* Exercise prompt *
Please report every line from the material that contains the word "established".

(Stored records)
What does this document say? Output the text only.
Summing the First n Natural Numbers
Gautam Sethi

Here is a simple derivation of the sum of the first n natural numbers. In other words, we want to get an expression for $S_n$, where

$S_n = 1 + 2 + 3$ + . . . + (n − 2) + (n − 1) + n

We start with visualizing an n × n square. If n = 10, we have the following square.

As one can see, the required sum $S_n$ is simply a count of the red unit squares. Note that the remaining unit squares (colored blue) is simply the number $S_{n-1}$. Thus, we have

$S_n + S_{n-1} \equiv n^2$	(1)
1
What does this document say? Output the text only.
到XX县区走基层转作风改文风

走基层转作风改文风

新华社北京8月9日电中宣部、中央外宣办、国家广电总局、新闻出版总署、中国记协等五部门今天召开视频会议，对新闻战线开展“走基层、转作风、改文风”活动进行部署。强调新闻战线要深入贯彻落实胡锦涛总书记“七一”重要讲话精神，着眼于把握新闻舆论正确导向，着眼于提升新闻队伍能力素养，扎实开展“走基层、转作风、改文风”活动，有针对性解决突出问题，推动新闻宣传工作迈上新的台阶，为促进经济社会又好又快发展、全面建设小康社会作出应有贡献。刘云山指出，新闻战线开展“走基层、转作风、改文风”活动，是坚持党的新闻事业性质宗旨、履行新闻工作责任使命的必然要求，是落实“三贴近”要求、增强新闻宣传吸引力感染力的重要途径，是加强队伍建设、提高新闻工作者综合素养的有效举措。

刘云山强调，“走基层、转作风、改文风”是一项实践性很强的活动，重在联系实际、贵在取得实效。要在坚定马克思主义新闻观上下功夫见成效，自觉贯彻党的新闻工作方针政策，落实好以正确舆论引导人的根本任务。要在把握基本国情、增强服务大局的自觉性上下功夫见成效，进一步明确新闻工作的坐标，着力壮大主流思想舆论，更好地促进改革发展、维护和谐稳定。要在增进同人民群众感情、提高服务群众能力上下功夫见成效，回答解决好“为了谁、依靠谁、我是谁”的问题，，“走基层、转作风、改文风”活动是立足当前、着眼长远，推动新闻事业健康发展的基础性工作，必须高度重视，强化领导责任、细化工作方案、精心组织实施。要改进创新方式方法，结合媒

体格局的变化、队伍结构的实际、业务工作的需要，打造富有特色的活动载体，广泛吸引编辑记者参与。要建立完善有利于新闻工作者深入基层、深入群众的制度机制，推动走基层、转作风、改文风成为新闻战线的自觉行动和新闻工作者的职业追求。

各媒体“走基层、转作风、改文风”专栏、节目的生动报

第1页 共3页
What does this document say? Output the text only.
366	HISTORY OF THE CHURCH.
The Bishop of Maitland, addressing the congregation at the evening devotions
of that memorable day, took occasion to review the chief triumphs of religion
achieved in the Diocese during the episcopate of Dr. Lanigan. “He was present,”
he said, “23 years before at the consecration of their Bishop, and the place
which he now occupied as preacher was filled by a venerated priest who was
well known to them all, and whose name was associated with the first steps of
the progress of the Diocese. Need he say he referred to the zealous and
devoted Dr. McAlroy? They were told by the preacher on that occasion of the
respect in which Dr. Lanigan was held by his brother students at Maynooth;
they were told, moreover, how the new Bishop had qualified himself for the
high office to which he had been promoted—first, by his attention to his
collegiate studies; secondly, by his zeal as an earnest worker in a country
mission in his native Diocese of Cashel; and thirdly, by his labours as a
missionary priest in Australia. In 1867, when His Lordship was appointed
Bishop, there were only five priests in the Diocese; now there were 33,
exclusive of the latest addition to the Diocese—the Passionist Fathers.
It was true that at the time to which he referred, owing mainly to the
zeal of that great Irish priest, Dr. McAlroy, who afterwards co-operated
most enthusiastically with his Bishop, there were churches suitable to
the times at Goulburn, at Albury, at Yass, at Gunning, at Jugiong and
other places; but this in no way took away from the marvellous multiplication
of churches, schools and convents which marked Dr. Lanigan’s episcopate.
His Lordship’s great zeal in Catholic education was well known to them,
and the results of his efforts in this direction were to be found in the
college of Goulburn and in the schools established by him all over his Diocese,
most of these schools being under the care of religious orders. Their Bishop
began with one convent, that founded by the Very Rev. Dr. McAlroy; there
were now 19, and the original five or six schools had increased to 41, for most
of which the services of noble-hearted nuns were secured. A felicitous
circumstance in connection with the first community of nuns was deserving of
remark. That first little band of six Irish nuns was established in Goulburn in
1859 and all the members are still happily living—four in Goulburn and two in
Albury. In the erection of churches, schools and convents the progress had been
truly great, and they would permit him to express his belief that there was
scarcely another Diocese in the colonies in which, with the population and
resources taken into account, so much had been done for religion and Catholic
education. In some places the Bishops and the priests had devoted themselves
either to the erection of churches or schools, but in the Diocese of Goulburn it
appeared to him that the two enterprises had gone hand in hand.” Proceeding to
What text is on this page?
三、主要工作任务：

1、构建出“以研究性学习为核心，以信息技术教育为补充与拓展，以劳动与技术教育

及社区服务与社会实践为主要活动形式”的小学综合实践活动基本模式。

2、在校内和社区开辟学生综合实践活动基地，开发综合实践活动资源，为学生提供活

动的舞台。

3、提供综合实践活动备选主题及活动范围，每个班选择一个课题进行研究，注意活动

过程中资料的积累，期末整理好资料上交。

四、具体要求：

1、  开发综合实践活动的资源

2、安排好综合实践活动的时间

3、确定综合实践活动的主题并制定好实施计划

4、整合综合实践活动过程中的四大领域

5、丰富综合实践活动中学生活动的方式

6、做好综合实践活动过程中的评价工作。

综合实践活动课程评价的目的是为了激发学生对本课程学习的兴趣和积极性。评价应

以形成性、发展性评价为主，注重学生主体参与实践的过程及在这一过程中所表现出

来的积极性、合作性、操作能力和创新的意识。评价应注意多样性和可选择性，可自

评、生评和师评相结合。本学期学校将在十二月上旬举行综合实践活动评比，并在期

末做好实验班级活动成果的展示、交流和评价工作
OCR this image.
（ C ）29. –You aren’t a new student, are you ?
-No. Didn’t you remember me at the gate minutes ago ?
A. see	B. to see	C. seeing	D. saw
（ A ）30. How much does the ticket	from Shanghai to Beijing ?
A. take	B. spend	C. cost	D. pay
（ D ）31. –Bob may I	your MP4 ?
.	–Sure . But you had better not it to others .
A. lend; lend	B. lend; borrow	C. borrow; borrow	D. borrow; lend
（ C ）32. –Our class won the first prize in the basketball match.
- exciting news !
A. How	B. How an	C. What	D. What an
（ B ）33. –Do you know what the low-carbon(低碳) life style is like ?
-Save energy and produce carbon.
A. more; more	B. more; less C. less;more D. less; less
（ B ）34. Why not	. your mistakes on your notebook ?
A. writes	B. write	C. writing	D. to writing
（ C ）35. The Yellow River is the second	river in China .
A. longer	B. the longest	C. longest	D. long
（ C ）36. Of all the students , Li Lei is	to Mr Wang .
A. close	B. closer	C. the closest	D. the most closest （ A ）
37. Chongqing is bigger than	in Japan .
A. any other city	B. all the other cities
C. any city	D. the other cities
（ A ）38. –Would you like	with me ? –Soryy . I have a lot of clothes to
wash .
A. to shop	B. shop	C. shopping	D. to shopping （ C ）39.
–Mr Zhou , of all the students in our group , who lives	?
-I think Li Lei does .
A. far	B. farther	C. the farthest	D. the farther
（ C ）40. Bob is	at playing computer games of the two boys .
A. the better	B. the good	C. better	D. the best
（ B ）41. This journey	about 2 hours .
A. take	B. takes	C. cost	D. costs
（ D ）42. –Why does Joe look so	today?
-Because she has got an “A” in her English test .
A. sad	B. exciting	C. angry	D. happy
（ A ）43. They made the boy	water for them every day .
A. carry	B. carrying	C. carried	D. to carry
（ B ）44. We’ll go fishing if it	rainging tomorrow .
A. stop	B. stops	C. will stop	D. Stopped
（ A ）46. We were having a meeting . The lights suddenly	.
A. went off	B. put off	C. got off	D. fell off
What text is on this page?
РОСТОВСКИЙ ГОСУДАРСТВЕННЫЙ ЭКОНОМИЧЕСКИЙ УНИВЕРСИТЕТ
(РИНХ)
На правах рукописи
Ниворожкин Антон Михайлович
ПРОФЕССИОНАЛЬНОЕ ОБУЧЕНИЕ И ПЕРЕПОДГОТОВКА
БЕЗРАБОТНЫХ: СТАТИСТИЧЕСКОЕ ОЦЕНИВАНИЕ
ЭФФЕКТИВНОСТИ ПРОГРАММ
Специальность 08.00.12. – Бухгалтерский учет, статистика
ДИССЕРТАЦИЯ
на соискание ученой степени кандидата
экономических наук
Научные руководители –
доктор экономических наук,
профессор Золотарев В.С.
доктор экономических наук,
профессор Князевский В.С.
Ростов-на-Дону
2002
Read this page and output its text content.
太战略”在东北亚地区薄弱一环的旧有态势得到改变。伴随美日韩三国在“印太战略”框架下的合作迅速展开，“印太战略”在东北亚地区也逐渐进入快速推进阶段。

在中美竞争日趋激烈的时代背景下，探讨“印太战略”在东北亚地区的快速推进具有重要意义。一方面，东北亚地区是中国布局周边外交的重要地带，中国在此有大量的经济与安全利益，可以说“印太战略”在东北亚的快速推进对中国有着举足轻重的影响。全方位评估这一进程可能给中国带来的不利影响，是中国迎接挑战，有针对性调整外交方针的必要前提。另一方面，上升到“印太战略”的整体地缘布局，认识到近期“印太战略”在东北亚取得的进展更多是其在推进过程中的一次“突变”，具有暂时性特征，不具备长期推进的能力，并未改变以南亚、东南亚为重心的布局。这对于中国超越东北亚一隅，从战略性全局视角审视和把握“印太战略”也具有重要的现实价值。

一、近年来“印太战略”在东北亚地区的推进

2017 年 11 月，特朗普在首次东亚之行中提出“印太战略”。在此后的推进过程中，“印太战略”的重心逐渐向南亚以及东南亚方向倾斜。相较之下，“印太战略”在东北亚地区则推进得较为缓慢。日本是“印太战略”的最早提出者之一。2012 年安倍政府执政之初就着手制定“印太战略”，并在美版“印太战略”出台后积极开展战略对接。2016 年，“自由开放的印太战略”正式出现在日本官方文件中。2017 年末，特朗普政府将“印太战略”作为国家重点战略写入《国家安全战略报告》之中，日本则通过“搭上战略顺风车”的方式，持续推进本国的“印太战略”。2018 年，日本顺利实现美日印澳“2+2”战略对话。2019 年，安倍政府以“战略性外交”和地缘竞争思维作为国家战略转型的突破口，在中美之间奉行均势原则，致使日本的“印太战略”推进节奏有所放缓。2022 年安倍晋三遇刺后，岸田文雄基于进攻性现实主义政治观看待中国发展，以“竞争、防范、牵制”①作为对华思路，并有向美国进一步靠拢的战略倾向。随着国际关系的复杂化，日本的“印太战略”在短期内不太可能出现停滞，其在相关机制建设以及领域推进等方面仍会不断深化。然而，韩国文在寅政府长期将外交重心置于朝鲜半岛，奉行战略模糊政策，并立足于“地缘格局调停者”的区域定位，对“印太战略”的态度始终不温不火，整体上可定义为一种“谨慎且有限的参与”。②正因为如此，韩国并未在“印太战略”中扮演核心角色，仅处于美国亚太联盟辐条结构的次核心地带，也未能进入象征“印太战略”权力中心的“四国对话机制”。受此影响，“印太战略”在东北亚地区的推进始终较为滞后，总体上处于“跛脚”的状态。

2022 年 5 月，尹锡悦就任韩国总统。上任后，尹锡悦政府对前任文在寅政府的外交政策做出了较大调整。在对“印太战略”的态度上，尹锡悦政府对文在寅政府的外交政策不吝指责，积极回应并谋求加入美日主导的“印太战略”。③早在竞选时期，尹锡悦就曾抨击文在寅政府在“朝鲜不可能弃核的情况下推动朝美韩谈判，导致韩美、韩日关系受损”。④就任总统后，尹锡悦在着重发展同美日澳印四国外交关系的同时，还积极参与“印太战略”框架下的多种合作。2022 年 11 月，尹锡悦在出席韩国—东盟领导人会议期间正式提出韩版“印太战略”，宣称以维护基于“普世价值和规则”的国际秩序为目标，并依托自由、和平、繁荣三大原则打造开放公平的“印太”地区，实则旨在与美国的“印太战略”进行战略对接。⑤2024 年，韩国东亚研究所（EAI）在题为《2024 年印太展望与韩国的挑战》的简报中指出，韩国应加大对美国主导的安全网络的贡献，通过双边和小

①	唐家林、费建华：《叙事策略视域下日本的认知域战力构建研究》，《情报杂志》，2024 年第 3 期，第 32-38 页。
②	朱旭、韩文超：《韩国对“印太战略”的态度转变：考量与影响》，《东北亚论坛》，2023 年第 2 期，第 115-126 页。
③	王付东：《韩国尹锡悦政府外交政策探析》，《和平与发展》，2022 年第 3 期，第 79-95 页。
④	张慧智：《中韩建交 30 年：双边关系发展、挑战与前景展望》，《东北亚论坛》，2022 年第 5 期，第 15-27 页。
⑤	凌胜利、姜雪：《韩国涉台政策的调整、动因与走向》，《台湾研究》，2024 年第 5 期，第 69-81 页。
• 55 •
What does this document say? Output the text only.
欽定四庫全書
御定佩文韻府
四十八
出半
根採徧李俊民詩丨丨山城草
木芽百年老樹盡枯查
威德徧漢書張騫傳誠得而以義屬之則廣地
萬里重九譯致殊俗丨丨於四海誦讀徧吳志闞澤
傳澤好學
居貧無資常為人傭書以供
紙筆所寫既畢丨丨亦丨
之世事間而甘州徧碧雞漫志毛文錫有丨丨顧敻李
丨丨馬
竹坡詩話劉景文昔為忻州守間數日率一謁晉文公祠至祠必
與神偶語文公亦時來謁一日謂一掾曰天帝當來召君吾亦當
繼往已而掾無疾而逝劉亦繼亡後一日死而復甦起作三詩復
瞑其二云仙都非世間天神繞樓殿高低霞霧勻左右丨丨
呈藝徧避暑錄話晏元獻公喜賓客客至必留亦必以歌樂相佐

* Correct response *
college of Goulburn and in the schools established by him all over his Diocese,
remark. That first little band of six Irish nuns was established in Goulburn in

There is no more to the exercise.